Data to process:
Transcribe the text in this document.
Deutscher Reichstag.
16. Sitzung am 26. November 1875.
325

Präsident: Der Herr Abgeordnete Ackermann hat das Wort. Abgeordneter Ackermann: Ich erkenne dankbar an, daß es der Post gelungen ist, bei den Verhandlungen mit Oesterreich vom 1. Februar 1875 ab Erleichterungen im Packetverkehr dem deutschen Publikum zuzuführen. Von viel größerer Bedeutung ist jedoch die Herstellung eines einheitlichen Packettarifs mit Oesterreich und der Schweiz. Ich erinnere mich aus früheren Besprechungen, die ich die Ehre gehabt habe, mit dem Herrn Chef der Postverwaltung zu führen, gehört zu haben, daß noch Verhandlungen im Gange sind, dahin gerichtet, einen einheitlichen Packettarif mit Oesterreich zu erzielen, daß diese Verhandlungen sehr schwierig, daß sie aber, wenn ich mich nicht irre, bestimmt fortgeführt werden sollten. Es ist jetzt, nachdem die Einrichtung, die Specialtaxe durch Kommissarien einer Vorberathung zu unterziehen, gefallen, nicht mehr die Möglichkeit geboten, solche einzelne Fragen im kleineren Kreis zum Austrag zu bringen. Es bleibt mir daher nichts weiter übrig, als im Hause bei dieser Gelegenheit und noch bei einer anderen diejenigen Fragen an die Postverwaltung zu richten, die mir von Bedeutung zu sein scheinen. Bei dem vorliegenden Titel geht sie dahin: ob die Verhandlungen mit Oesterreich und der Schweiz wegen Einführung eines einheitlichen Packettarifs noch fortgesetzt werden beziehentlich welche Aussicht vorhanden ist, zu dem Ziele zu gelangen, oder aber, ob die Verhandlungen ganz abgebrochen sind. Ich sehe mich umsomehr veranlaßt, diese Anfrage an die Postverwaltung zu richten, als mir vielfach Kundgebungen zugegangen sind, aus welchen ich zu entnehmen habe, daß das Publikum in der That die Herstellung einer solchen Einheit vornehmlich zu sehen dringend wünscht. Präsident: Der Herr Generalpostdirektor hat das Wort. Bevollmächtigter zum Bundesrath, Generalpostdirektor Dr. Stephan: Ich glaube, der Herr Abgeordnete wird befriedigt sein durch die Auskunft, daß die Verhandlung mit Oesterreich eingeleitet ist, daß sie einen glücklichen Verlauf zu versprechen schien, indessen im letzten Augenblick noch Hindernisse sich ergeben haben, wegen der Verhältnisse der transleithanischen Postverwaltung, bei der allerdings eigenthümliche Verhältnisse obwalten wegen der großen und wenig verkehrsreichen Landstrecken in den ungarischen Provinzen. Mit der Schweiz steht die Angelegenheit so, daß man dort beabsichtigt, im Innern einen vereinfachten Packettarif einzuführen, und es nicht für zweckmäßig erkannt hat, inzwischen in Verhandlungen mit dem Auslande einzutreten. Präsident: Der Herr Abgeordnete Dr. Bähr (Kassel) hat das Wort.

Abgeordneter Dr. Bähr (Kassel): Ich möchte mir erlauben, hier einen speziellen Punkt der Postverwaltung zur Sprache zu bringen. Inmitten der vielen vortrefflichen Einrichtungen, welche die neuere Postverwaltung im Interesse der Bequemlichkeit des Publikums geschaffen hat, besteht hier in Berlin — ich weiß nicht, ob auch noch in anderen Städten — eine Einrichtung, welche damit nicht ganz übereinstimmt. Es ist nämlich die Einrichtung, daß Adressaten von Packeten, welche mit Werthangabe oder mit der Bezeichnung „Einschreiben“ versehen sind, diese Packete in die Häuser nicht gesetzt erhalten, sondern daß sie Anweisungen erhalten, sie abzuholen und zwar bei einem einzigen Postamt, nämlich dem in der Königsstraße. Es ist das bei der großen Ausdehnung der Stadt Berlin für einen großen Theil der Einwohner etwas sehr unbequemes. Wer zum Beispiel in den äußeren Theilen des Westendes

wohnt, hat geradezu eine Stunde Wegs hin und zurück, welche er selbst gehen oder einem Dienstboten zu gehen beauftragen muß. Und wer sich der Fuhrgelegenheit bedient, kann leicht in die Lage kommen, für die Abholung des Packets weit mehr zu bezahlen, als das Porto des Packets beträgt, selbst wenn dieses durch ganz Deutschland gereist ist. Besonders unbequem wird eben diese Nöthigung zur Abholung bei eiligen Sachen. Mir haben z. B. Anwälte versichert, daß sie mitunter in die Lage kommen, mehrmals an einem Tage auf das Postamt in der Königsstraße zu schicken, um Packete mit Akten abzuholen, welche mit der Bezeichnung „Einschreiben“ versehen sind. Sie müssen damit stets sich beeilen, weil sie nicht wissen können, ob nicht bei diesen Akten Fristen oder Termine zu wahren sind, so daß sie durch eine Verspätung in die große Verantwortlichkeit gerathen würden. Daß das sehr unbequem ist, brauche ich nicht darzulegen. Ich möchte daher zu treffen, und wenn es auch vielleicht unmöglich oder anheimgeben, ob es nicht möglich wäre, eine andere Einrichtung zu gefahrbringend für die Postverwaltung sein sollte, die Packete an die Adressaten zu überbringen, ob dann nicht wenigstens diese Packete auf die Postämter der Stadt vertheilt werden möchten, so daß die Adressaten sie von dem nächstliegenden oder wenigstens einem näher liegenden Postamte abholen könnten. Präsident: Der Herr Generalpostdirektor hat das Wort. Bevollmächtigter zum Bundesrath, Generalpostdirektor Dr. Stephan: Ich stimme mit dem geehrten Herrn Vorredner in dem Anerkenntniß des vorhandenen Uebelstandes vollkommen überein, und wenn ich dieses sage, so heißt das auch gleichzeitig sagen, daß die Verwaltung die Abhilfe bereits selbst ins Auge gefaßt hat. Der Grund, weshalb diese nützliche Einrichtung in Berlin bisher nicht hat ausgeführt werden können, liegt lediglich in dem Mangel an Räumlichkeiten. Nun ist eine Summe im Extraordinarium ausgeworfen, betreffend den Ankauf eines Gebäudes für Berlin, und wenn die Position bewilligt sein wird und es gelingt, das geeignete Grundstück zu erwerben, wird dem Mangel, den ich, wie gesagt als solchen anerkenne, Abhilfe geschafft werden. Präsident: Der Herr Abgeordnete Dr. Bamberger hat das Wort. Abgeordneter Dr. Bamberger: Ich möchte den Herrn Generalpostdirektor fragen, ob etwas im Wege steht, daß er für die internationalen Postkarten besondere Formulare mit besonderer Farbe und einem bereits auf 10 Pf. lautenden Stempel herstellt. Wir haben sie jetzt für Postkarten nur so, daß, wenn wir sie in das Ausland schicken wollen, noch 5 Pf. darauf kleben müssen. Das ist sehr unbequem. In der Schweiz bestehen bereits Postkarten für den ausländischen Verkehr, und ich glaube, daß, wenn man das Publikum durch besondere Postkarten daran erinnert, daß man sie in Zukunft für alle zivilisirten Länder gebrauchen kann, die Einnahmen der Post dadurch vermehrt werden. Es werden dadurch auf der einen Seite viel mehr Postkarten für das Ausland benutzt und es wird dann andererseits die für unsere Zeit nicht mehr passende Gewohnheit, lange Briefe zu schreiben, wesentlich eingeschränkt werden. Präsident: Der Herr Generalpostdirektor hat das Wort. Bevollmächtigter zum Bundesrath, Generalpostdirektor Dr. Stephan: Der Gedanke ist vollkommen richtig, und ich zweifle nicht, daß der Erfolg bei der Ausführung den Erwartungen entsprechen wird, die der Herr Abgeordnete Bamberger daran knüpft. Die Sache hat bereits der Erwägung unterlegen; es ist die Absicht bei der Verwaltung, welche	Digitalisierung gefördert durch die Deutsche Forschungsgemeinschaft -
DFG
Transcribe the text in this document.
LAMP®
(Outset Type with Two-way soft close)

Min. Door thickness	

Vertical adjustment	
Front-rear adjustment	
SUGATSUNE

What to do:
Every line above should be retyped exactly as given.

Result:
Transcribe the text in this document.
Deutscher Reichstag.
16. Sitzung am 26. November 1875.
325

Präsident: Der Herr Abgeordnete Ackermann hat das Wort. Abgeordneter Ackermann: Ich erkenne dankbar an, daß es der Post gelungen ist, bei den Verhandlungen mit Oesterreich vom 1. Februar 1875 ab Erleichterungen im Packetverkehr dem deutschen Publikum zuzuführen. Von viel größerer Bedeutung ist jedoch die Herstellung eines einheitlichen Packettarifs mit Oesterreich und der Schweiz. Ich erinnere mich aus früheren Besprechungen, die ich die Ehre gehabt habe, mit dem Herrn Chef der Postverwaltung zu führen, gehört zu haben, daß noch Verhandlungen im Gange sind, dahin gerichtet, einen einheitlichen Packettarif mit Oesterreich zu erzielen, daß diese Verhandlungen sehr schwierig, daß sie aber, wenn ich mich nicht irre, bestimmt fortgeführt werden sollten. Es ist jetzt, nachdem die Einrichtung, die Specialtaxe durch Kommissarien einer Vorberathung zu unterziehen, gefallen, nicht mehr die Möglichkeit geboten, solche einzelne Fragen im kleineren Kreis zum Austrag zu bringen. Es bleibt mir daher nichts weiter übrig, als im Hause bei dieser Gelegenheit und noch bei einer anderen diejenigen Fragen an die Postverwaltung zu richten, die mir von Bedeutung zu sein scheinen. Bei dem vorliegenden Titel geht sie dahin: ob die Verhandlungen mit Oesterreich und der Schweiz wegen Einführung eines einheitlichen Packettarifs noch fortgesetzt werden beziehentlich welche Aussicht vorhanden ist, zu dem Ziele zu gelangen, oder aber, ob die Verhandlungen ganz abgebrochen sind. Ich sehe mich umsomehr veranlaßt, diese Anfrage an die Postverwaltung zu richten, als mir vielfach Kundgebungen zugegangen sind, aus welchen ich zu entnehmen habe, daß das Publikum in der That die Herstellung einer solchen Einheit vornehmlich zu sehen dringend wünscht. Präsident: Der Herr Generalpostdirektor hat das Wort. Bevollmächtigter zum Bundesrath, Generalpostdirektor Dr. Stephan: Ich glaube, der Herr Abgeordnete wird befriedigt sein durch die Auskunft, daß die Verhandlung mit Oesterreich eingeleitet ist, daß sie einen glücklichen Verlauf zu versprechen schien, indessen im letzten Augenblick noch Hindernisse sich ergeben haben, wegen der Verhältnisse der transleithanischen Postverwaltung, bei der allerdings eigenthümliche Verhältnisse obwalten wegen der großen und wenig verkehrsreichen Landstrecken in den ungarischen Provinzen. Mit der Schweiz steht die Angelegenheit so, daß man dort beabsichtigt, im Innern einen vereinfachten Packettarif einzuführen, und es nicht für zweckmäßig erkannt hat, inzwischen in Verhandlungen mit dem Auslande einzutreten. Präsident: Der Herr Abgeordnete Dr. Bähr (Kassel) hat das Wort.

Abgeordneter Dr. Bähr (Kassel): Ich möchte mir erlauben, hier einen speziellen Punkt der Postverwaltung zur Sprache zu bringen. Inmitten der vielen vortrefflichen Einrichtungen, welche die neuere Postverwaltung im Interesse der Bequemlichkeit des Publikums geschaffen hat, besteht hier in Berlin — ich weiß nicht, ob auch noch in anderen Städten — eine Einrichtung, welche damit nicht ganz übereinstimmt. Es ist nämlich die Einrichtung, daß Adressaten von Packeten, welche mit Werthangabe oder mit der Bezeichnung „Einschreiben“ versehen sind, diese Packete in die Häuser nicht gesetzt erhalten, sondern daß sie Anweisungen erhalten, sie abzuholen und zwar bei einem einzigen Postamt, nämlich dem in der Königsstraße. Es ist das bei der großen Ausdehnung der Stadt Berlin für einen großen Theil der Einwohner etwas sehr unbequemes. Wer zum Beispiel in den äußeren Theilen des Westendes

wohnt, hat geradezu eine Stunde Wegs hin und zurück, welche er selbst gehen oder einem Dienstboten zu gehen beauftragen muß. Und wer sich der Fuhrgelegenheit bedient, kann leicht in die Lage kommen, für die Abholung des Packets weit mehr zu bezahlen, als das Porto des Packets beträgt, selbst wenn dieses durch ganz Deutschland gereist ist. Besonders unbequem wird eben diese Nöthigung zur Abholung bei eiligen Sachen. Mir haben z. B. Anwälte versichert, daß sie mitunter in die Lage kommen, mehrmals an einem Tage auf das Postamt in der Königsstraße zu schicken, um Packete mit Akten abzuholen, welche mit der Bezeichnung „Einschreiben“ versehen sind. Sie müssen damit stets sich beeilen, weil sie nicht wissen können, ob nicht bei diesen Akten Fristen oder Termine zu wahren sind, so daß sie durch eine Verspätung in die große Verantwortlichkeit gerathen würden. Daß das sehr unbequem ist, brauche ich nicht darzulegen. Ich möchte daher zu treffen, und wenn es auch vielleicht unmöglich oder anheimgeben, ob es nicht möglich wäre, eine andere Einrichtung zu gefahrbringend für die Postverwaltung sein sollte, die Packete an die Adressaten zu überbringen, ob dann nicht wenigstens diese Packete auf die Postämter der Stadt vertheilt werden möchten, so daß die Adressaten sie von dem nächstliegenden oder wenigstens einem näher liegenden Postamte abholen könnten. Präsident: Der Herr Generalpostdirektor hat das Wort. Bevollmächtigter zum Bundesrath, Generalpostdirektor Dr. Stephan: Ich stimme mit dem geehrten Herrn Vorredner in dem Anerkenntniß des vorhandenen Uebelstandes vollkommen überein, und wenn ich dieses sage, so heißt das auch gleichzeitig sagen, daß die Verwaltung die Abhilfe bereits selbst ins Auge gefaßt hat. Der Grund, weshalb diese nützliche Einrichtung in Berlin bisher nicht hat ausgeführt werden können, liegt lediglich in dem Mangel an Räumlichkeiten. Nun ist eine Summe im Extraordinarium ausgeworfen, betreffend den Ankauf eines Gebäudes für Berlin, und wenn die Position bewilligt sein wird und es gelingt, das geeignete Grundstück zu erwerben, wird dem Mangel, den ich, wie gesagt als solchen anerkenne, Abhilfe geschafft werden. Präsident: Der Herr Abgeordnete Dr. Bamberger hat das Wort. Abgeordneter Dr. Bamberger: Ich möchte den Herrn Generalpostdirektor fragen, ob etwas im Wege steht, daß er für die internationalen Postkarten besondere Formulare mit besonderer Farbe und einem bereits auf 10 Pf. lautenden Stempel herstellt. Wir haben sie jetzt für Postkarten nur so, daß, wenn wir sie in das Ausland schicken wollen, noch 5 Pf. darauf kleben müssen. Das ist sehr unbequem. In der Schweiz bestehen bereits Postkarten für den ausländischen Verkehr, und ich glaube, daß, wenn man das Publikum durch besondere Postkarten daran erinnert, daß man sie in Zukunft für alle zivilisirten Länder gebrauchen kann, die Einnahmen der Post dadurch vermehrt werden. Es werden dadurch auf der einen Seite viel mehr Postkarten für das Ausland benutzt und es wird dann andererseits die für unsere Zeit nicht mehr passende Gewohnheit, lange Briefe zu schreiben, wesentlich eingeschränkt werden. Präsident: Der Herr Generalpostdirektor hat das Wort. Bevollmächtigter zum Bundesrath, Generalpostdirektor Dr. Stephan: Der Gedanke ist vollkommen richtig, und ich zweifle nicht, daß der Erfolg bei der Ausführung den Erwartungen entsprechen wird, die der Herr Abgeordnete Bamberger daran knüpft. Die Sache hat bereits der Erwägung unterlegen; es ist die Absicht bei der Verwaltung, welche	Digitalisierung gefördert durch die Deutsche Forschungsgemeinschaft -
DFG
Transcribe the text in this document.
LAMP®
(Outset Type with Two-way soft close)

Min. Door thickness	

Vertical adjustment	
Front-rear adjustment	
SUGATSUNE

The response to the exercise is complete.